WHAT THE TASK ASKS:
Starting with the line that contains "Extract all readable text from this page.", set down each line through the end of the entries below, exactly and with nothing added.

────

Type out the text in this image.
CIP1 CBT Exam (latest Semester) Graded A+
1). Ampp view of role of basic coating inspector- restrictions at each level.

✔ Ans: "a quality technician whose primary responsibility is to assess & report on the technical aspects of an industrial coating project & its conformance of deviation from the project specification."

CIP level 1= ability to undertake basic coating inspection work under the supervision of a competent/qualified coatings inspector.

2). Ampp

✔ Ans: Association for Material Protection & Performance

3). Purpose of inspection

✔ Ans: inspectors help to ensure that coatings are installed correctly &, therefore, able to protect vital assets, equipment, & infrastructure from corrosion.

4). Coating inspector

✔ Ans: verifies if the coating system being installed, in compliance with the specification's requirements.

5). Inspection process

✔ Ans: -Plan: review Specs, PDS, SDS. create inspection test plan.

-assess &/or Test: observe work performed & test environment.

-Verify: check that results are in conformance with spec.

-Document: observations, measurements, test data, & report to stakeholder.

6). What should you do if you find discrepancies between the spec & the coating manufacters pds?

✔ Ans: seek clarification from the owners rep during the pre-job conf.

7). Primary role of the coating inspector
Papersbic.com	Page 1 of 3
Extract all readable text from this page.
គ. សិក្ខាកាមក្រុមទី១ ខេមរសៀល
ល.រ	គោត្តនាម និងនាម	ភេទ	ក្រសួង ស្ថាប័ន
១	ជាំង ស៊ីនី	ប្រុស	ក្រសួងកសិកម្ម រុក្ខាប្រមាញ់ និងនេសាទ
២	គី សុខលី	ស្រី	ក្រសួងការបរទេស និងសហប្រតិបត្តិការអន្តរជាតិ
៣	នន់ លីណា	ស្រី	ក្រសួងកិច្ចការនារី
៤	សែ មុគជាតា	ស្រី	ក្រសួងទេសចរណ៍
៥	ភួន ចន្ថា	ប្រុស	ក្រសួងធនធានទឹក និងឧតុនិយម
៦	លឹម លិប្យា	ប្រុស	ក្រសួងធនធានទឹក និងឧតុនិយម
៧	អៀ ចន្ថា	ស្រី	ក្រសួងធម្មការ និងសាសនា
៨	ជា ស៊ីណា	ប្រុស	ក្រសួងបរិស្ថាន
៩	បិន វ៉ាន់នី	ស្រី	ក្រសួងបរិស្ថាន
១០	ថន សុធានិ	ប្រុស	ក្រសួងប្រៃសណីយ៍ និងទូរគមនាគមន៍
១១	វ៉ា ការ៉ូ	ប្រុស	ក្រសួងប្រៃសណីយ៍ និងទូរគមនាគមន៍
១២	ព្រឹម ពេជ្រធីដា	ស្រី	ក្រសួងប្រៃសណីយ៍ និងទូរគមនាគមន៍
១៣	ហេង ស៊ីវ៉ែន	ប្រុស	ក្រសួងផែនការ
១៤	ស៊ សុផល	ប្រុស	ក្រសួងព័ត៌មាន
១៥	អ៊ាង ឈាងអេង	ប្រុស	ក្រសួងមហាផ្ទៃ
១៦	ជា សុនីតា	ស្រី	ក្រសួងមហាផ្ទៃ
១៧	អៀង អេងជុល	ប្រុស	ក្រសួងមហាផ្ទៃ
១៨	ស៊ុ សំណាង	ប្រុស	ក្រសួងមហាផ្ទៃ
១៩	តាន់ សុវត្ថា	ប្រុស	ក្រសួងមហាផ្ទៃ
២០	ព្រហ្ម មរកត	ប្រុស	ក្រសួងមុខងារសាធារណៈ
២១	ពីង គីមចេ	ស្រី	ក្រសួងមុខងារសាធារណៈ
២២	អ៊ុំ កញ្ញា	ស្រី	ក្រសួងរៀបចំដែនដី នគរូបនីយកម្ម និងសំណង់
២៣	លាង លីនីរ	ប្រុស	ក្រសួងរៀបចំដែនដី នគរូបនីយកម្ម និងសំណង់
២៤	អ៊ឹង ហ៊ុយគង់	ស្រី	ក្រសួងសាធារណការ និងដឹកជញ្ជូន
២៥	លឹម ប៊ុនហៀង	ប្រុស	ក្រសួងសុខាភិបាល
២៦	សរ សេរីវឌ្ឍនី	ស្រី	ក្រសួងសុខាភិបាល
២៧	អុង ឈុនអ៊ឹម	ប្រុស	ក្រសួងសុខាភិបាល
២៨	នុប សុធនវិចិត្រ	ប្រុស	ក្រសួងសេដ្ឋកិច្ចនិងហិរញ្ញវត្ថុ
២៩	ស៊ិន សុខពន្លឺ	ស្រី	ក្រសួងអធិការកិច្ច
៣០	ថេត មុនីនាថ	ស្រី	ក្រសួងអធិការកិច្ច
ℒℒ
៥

────

WRITTEN SOLUTION:
Extract all readable text from this page.
គ. សិក្ខាកាមក្រុមទី១ ខេមរសៀល
ល.រ	គោត្តនាម និងនាម	ភេទ	ក្រសួង ស្ថាប័ន
១	ជាំង ស៊ីនី	ប្រុស	ក្រសួងកសិកម្ម រុក្ខាប្រមាញ់ និងនេសាទ
២	គី សុខលី	ស្រី	ក្រសួងការបរទេស និងសហប្រតិបត្តិការអន្តរជាតិ
៣	នន់ លីណា	ស្រី	ក្រសួងកិច្ចការនារី
៤	សែ មុគជាតា	ស្រី	ក្រសួងទេសចរណ៍
៥	ភួន ចន្ថា	ប្រុស	ក្រសួងធនធានទឹក និងឧតុនិយម
៦	លឹម លិប្យា	ប្រុស	ក្រសួងធនធានទឹក និងឧតុនិយម
៧	អៀ ចន្ថា	ស្រី	ក្រសួងធម្មការ និងសាសនា
៨	ជា ស៊ីណា	ប្រុស	ក្រសួងបរិស្ថាន
៩	បិន វ៉ាន់នី	ស្រី	ក្រសួងបរិស្ថាន
១០	ថន សុធានិ	ប្រុស	ក្រសួងប្រៃសណីយ៍ និងទូរគមនាគមន៍
១១	វ៉ា ការ៉ូ	ប្រុស	ក្រសួងប្រៃសណីយ៍ និងទូរគមនាគមន៍
១២	ព្រឹម ពេជ្រធីដា	ស្រី	ក្រសួងប្រៃសណីយ៍ និងទូរគមនាគមន៍
១៣	ហេង ស៊ីវ៉ែន	ប្រុស	ក្រសួងផែនការ
១៤	ស៊ សុផល	ប្រុស	ក្រសួងព័ត៌មាន
១៥	អ៊ាង ឈាងអេង	ប្រុស	ក្រសួងមហាផ្ទៃ
១៦	ជា សុនីតា	ស្រី	ក្រសួងមហាផ្ទៃ
១៧	អៀង អេងជុល	ប្រុស	ក្រសួងមហាផ្ទៃ
១៨	ស៊ុ សំណាង	ប្រុស	ក្រសួងមហាផ្ទៃ
១៩	តាន់ សុវត្ថា	ប្រុស	ក្រសួងមហាផ្ទៃ
២០	ព្រហ្ម មរកត	ប្រុស	ក្រសួងមុខងារសាធារណៈ
២១	ពីង គីមចេ	ស្រី	ក្រសួងមុខងារសាធារណៈ
២២	អ៊ុំ កញ្ញា	ស្រី	ក្រសួងរៀបចំដែនដី នគរូបនីយកម្ម និងសំណង់
២៣	លាង លីនីរ	ប្រុស	ក្រសួងរៀបចំដែនដី នគរូបនីយកម្ម និងសំណង់
២៤	អ៊ឹង ហ៊ុយគង់	ស្រី	ក្រសួងសាធារណការ និងដឹកជញ្ជូន
២៥	លឹម ប៊ុនហៀង	ប្រុស	ក្រសួងសុខាភិបាល
២៦	សរ សេរីវឌ្ឍនី	ស្រី	ក្រសួងសុខាភិបាល
២៧	អុង ឈុនអ៊ឹម	ប្រុស	ក្រសួងសុខាភិបាល
២៨	នុប សុធនវិចិត្រ	ប្រុស	ក្រសួងសេដ្ឋកិច្ចនិងហិរញ្ញវត្ថុ
២៩	ស៊ិន សុខពន្លឺ	ស្រី	ក្រសួងអធិការកិច្ច
៣០	ថេត មុនីនាថ	ស្រី	ក្រសួងអធិការកិច្ច
ℒℒ
៥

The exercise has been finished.